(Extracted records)
--- --- ---

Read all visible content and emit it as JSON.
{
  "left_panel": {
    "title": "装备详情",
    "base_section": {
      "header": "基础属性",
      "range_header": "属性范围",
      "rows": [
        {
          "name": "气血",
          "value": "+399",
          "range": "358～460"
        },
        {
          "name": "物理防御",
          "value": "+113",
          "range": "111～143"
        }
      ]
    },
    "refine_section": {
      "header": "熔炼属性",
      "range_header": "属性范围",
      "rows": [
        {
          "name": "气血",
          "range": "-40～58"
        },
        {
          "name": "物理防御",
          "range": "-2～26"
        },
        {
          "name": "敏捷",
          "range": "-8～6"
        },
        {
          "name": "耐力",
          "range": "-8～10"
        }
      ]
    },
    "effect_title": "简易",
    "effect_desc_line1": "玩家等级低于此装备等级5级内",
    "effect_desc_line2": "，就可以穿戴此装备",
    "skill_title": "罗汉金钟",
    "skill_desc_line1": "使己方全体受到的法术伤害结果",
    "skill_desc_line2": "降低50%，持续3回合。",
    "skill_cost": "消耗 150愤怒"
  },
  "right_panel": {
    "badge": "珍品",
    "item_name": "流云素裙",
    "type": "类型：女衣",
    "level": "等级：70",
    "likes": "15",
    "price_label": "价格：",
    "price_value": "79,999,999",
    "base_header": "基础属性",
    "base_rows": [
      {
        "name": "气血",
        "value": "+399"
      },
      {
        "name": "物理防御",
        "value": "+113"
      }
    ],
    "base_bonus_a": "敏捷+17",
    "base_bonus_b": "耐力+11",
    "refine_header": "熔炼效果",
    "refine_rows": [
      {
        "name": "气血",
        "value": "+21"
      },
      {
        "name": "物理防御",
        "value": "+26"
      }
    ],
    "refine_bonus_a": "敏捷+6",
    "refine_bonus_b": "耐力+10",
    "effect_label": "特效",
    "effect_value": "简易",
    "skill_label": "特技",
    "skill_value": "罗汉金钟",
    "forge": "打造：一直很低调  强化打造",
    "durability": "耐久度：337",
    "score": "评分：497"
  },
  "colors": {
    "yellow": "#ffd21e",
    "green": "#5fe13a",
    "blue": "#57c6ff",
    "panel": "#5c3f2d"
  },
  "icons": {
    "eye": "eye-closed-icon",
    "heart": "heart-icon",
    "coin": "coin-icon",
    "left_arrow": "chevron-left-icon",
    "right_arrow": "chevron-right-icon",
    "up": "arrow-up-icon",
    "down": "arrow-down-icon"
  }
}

--- --- ---

(Exercise instructions): The entries above must be returned in full, exactly as shown.

(Final result):
Read all visible content and emit it as JSON.
{
  "left_panel": {
    "title": "装备详情",
    "base_section": {
      "header": "基础属性",
      "range_header": "属性范围",
      "rows": [
        {
          "name": "气血",
          "value": "+399",
          "range": "358～460"
        },
        {
          "name": "物理防御",
          "value": "+113",
          "range": "111～143"
        }
      ]
    },
    "refine_section": {
      "header": "熔炼属性",
      "range_header": "属性范围",
      "rows": [
        {
          "name": "气血",
          "range": "-40～58"
        },
        {
          "name": "物理防御",
          "range": "-2～26"
        },
        {
          "name": "敏捷",
          "range": "-8～6"
        },
        {
          "name": "耐力",
          "range": "-8～10"
        }
      ]
    },
    "effect_title": "简易",
    "effect_desc_line1": "玩家等级低于此装备等级5级内",
    "effect_desc_line2": "，就可以穿戴此装备",
    "skill_title": "罗汉金钟",
    "skill_desc_line1": "使己方全体受到的法术伤害结果",
    "skill_desc_line2": "降低50%，持续3回合。",
    "skill_cost": "消耗 150愤怒"
  },
  "right_panel": {
    "badge": "珍品",
    "item_name": "流云素裙",
    "type": "类型：女衣",
    "level": "等级：70",
    "likes": "15",
    "price_label": "价格：",
    "price_value": "79,999,999",
    "base_header": "基础属性",
    "base_rows": [
      {
        "name": "气血",
        "value": "+399"
      },
      {
        "name": "物理防御",
        "value": "+113"
      }
    ],
    "base_bonus_a": "敏捷+17",
    "base_bonus_b": "耐力+11",
    "refine_header": "熔炼效果",
    "refine_rows": [
      {
        "name": "气血",
        "value": "+21"
      },
      {
        "name": "物理防御",
        "value": "+26"
      }
    ],
    "refine_bonus_a": "敏捷+6",
    "refine_bonus_b": "耐力+10",
    "effect_label": "特效",
    "effect_value": "简易",
    "skill_label": "特技",
    "skill_value": "罗汉金钟",
    "forge": "打造：一直很低调  强化打造",
    "durability": "耐久度：337",
    "score": "评分：497"
  },
  "colors": {
    "yellow": "#ffd21e",
    "green": "#5fe13a",
    "blue": "#57c6ff",
    "panel": "#5c3f2d"
  },
  "icons": {
    "eye": "eye-closed-icon",
    "heart": "heart-icon",
    "coin": "coin-icon",
    "left_arrow": "chevron-left-icon",
    "right_arrow": "chevron-right-icon",
    "up": "arrow-up-icon",
    "down": "arrow-down-icon"
  }
}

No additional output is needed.